*Task objective:* Which lines of the data contain the string "title"? Show each of them.

*The data:*
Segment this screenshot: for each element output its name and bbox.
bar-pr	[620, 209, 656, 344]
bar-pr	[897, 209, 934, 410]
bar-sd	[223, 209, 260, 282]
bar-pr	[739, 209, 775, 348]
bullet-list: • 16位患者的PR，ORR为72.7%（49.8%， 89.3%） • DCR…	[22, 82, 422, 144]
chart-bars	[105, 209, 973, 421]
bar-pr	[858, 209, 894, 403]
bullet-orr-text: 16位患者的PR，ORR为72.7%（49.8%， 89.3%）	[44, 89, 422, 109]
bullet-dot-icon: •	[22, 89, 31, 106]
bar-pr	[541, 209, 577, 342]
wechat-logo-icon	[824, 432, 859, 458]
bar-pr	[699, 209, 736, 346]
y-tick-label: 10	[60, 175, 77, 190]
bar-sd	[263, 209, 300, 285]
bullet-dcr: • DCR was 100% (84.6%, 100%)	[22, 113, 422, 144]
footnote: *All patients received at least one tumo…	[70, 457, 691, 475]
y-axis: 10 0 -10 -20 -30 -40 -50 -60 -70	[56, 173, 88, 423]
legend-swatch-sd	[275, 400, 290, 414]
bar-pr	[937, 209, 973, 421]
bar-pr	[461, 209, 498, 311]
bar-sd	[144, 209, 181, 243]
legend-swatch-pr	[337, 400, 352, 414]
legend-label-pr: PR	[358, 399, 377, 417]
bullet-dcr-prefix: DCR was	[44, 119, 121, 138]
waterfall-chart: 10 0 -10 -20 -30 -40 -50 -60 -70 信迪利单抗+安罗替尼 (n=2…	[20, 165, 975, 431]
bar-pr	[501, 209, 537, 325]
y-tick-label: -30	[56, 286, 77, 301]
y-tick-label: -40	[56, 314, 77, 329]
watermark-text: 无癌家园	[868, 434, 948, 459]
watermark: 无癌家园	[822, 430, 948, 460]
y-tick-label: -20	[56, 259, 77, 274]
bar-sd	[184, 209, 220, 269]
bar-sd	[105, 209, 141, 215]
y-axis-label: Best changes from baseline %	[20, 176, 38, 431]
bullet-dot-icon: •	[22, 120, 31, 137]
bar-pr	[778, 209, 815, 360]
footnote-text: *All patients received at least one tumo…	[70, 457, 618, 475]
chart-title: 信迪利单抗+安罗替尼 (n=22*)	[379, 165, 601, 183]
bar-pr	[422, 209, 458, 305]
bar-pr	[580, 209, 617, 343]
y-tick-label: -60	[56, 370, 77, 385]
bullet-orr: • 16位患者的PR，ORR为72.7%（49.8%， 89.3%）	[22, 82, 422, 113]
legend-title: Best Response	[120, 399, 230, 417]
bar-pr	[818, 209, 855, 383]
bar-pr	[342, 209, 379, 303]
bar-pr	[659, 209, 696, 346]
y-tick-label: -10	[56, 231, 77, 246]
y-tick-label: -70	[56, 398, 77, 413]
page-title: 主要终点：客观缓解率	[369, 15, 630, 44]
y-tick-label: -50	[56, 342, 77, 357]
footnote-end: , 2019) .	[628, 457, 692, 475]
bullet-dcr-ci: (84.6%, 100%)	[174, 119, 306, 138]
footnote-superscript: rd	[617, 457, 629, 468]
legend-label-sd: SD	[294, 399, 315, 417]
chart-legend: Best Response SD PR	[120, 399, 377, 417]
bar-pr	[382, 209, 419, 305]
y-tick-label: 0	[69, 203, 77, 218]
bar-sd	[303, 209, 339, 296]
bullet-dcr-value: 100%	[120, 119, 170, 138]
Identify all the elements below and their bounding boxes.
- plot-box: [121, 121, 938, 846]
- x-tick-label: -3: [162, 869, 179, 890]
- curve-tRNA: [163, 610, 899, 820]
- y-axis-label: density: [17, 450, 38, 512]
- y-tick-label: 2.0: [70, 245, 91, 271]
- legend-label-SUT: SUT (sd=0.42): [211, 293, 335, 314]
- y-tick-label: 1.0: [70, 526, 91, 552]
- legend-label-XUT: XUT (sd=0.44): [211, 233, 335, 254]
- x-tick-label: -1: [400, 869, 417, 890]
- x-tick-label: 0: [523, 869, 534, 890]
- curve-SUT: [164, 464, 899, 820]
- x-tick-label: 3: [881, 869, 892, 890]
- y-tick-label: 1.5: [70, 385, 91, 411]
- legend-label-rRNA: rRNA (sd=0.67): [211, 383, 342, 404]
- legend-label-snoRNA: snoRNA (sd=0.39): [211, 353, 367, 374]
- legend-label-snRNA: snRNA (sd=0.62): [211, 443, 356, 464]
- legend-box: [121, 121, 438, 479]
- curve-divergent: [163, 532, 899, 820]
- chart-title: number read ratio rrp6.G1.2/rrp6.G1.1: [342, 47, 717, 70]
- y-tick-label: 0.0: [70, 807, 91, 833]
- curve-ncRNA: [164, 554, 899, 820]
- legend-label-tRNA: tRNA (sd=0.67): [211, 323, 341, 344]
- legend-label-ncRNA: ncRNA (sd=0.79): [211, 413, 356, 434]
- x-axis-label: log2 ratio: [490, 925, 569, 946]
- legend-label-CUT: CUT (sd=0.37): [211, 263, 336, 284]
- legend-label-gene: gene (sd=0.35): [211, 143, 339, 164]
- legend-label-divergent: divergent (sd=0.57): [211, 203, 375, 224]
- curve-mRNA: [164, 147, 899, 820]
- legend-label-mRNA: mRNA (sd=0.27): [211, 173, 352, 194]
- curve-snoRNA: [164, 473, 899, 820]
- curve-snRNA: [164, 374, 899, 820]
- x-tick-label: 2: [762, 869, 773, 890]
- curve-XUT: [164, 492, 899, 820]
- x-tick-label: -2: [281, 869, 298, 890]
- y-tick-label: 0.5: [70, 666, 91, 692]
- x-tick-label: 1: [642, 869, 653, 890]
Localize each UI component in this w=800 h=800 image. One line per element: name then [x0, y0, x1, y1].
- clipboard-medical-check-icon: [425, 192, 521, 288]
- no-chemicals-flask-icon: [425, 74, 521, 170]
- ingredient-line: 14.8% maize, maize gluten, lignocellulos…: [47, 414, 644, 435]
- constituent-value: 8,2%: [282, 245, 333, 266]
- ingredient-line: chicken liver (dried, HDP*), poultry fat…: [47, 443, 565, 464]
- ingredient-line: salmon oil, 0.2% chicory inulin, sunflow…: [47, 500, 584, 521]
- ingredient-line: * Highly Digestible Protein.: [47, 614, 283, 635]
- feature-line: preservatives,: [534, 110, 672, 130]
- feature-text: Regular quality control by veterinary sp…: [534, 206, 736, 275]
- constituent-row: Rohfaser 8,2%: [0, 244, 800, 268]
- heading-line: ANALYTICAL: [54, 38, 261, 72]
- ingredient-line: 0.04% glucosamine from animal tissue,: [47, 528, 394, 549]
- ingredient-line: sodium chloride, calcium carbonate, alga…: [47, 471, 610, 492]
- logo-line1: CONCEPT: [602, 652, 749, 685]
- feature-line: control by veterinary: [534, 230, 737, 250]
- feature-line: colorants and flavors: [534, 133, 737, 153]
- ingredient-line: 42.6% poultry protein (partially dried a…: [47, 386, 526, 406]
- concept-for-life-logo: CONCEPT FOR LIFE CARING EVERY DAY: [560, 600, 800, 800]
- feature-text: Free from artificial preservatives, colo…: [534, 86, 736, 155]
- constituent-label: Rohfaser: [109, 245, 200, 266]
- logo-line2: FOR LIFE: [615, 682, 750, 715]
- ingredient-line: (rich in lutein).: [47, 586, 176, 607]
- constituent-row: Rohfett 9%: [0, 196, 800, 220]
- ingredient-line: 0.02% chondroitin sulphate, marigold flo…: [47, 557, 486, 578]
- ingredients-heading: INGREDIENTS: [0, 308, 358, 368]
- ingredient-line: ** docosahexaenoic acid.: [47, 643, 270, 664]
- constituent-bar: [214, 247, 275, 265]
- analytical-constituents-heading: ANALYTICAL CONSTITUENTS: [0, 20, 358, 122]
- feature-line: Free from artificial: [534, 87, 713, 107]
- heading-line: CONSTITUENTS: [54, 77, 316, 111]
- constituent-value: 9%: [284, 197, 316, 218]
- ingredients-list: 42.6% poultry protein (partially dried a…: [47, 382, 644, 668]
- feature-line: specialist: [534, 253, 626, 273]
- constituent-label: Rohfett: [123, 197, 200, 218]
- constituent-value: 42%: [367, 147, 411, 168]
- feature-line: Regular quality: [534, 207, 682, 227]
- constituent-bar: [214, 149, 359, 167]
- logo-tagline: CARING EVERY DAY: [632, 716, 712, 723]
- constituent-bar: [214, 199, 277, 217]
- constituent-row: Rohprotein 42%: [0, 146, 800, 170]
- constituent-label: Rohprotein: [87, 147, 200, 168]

*Reply to the exercise:*
chart-title: 信迪利单抗+安罗替尼 (n=22*)	[379, 165, 601, 183]
legend-title: Best Response	[120, 399, 230, 417]
page-title: 主要终点：客观缓解率	[369, 15, 630, 44]
- chart-title: number read ratio rrp6.G1.2/rrp6.G1.1: [342, 47, 717, 70]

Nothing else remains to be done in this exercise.